▸ EXTRACT:
# # # #

Zoekt: Add gitlab:zoekt:health rake task
Background
Currently, troubleshooting Zoekt search issues requires manual investigation across multiple areas. Users encounter generic "syntax error" messages in the UI when networking issues occur, and there's no centralized way to validate the health of the Zoekt search infrastructure. The existing gitlab:zoekt:info
task provides status information but doesn't perform active health validation or connectivity tests.
Administrators need a comprehensive health check tool that can:
- Quickly identify common configuration and connectivity issues
- Validate communication between GitLab and Zoekt nodes
- Provide actionable guidance for resolving detected problems
Proposal
Create a new gitlab:zoekt:health
rake task that performs comprehensive health checks for the Zoekt search infrastructure.
Health Checks
1. Node Status Validation
- Check if any Zoekt nodes are online
- Identify offline nodes and duration since last contact
- Validate node storage utilization and warn on high usage
2. Connectivity Testing
- Send test search requests to each online node
- Validate JWT token generation and authentication
- Test network connectivity and response times
- Verify load balancer configuration (if applicable)
3. Configuration Validation
- Check if indexing is enabled when expected
- Validate feature flag configurations
- Verify namespace and repository indexing status
Example Output
=== Zoekt Health Check ===
Node Status: ✓ HEALTHY
✓ 2 of 14 nodes online
⚠ WARNING: 12 nodes offline (last seen: 2025-09-03 11:47:08 UTC)

# # # #

▸ RECORDS PROVIDED:
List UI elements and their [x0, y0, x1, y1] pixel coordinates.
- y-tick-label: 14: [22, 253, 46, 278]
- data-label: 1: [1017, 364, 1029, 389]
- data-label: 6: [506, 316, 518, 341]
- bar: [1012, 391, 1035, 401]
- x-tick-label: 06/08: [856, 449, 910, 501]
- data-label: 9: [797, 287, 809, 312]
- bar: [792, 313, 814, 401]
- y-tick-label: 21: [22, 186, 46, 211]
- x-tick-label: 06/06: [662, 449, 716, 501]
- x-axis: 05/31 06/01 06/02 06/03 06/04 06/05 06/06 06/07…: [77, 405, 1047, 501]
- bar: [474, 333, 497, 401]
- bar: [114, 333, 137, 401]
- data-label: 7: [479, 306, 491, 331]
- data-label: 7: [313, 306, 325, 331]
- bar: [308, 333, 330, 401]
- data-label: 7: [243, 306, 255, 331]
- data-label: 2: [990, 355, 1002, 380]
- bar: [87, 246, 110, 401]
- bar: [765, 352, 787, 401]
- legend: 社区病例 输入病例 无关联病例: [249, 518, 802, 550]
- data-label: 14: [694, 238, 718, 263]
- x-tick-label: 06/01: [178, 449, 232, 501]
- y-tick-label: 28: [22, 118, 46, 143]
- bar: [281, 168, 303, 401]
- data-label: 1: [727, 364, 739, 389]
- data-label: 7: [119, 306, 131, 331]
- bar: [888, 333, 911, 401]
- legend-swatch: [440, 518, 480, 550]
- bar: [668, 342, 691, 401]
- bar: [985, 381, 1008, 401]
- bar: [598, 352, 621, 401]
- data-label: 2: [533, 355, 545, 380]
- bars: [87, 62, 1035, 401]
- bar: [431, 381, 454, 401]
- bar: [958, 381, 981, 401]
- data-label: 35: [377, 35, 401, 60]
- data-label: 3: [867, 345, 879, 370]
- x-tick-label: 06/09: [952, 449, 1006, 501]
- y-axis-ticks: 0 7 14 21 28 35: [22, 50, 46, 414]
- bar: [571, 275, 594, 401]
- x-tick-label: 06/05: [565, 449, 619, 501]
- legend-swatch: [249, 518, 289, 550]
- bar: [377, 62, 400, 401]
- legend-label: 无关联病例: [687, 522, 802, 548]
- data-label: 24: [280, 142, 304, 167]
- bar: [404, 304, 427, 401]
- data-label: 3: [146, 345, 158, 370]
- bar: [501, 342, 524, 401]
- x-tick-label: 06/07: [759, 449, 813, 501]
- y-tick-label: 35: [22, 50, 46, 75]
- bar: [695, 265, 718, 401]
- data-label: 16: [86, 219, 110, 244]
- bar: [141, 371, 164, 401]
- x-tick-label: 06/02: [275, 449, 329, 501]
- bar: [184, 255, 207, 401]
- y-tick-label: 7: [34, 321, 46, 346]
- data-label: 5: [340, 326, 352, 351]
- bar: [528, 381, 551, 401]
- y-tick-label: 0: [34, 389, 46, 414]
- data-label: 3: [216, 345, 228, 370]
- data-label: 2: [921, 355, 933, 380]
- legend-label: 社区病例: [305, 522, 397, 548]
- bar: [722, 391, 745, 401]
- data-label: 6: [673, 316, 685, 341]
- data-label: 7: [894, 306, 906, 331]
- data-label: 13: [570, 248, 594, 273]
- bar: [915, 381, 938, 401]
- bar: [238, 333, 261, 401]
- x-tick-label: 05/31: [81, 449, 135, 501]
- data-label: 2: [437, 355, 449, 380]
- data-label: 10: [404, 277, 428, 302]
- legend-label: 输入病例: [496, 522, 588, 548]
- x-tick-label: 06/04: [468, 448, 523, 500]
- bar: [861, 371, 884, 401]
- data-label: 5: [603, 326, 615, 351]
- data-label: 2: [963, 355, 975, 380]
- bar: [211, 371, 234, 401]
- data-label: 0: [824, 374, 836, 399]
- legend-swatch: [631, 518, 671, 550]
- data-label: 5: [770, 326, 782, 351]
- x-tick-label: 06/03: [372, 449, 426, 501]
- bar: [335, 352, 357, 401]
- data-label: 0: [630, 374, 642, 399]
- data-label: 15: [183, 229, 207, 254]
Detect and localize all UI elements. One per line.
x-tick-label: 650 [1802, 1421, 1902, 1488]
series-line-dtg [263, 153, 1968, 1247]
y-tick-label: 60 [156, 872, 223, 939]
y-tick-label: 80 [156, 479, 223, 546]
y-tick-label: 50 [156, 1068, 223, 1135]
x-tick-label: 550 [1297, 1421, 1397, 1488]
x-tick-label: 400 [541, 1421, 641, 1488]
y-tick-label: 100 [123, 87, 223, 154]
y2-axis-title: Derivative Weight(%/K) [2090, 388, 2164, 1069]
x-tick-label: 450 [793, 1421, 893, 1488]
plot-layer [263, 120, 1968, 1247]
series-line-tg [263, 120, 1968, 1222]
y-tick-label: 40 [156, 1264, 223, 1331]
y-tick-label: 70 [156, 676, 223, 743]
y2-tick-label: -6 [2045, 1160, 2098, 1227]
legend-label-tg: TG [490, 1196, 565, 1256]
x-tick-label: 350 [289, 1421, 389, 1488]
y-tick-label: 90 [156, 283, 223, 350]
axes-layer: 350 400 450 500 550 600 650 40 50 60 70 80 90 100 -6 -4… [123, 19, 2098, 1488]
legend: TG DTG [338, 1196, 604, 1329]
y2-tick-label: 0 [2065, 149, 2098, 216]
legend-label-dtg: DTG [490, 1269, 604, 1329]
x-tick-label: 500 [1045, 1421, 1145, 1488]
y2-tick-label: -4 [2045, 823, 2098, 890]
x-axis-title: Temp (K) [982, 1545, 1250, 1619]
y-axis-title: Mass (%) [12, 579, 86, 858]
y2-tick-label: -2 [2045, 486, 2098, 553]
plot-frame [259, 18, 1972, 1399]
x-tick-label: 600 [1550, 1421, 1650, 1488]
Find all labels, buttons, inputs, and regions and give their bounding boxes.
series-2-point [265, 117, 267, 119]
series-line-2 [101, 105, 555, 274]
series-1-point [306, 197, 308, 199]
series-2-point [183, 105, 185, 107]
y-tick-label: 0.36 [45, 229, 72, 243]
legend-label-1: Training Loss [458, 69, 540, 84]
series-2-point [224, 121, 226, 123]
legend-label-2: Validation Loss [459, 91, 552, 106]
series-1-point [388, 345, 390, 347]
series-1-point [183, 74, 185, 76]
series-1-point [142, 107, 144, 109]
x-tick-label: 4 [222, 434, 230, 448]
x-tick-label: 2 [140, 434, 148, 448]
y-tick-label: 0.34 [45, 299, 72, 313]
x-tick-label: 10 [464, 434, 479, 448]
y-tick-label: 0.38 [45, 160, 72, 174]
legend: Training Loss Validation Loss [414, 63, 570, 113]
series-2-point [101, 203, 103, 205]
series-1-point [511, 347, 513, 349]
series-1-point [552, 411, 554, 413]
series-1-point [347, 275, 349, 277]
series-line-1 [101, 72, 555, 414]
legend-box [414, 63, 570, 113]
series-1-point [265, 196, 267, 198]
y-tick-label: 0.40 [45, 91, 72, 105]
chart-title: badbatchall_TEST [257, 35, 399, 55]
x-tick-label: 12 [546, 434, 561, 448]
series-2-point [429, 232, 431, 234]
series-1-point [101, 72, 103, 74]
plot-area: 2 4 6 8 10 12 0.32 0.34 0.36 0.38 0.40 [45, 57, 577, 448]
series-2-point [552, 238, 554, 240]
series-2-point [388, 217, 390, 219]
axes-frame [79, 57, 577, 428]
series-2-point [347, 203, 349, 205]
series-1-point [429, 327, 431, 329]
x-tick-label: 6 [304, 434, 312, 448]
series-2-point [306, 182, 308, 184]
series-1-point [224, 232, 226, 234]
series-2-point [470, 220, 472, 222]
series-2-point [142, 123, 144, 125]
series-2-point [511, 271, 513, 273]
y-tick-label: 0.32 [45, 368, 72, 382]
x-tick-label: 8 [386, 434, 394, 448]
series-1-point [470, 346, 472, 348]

# # # #

▸ REQUEST A:
From the Zoekt health check proposal, copy word for word the part that opens with the words containing "Zoekt: Add gitlab:zoekt:health" and closes with "for the Zoekt search infrastructure.".
▸ REQUEST B:
List every check that the Zoekt health check proposal places under the heading "Connectivity Testing".
▸ REQUEST C:
Continue the Zoekt health check proposal from the point where it stops.

▸ WRITTEN ANSWER A:
Zoekt: Add gitlab:zoekt:health rake task
Background
Currently, troubleshooting Zoekt search issues requires manual investigation across multiple areas. Users encounter generic "syntax error" messages in the UI when networking issues occur, and there's no centralized way to validate the health of the Zoekt search infrastructure. The existing gitlab:zoekt:info
task provides status information but doesn't perform active health validation or connectivity tests.
Administrators need a comprehensive health check tool that can:
- Quickly identify common configuration and connectivity issues
- Validate communication between GitLab and Zoekt nodes
- Provide actionable guidance for resolving detected problems
Proposal
Create a new gitlab:zoekt:health
rake task that performs comprehensive health checks for the Zoekt search infrastructure.

▸ WRITTEN ANSWER B:
- Send test search requests to each online node
- Validate JWT token generation and authentication
- Test network connectivity and response times
- Verify load balancer configuration (if applicable)

▸ WRITTEN ANSWER C:
⚠ WARNING: High storage usage on nodes: 97.93% used
Connectivity: ✗ ISSUES DETECTED
✓ Node zoekt-01.example.com (200ms response)
✗ Node zoekt-02.example.com (timeout after 5s)
✓ JWT token generation successful
✓ Search API endpoint reachable
Configuration: ✓ HEALTHY
✓ Indexing enabled
✓ 8 namespaces ready for indexing
✓ 12 repositories indexed
Recommendations:
- Investigate offline nodes (12 detected)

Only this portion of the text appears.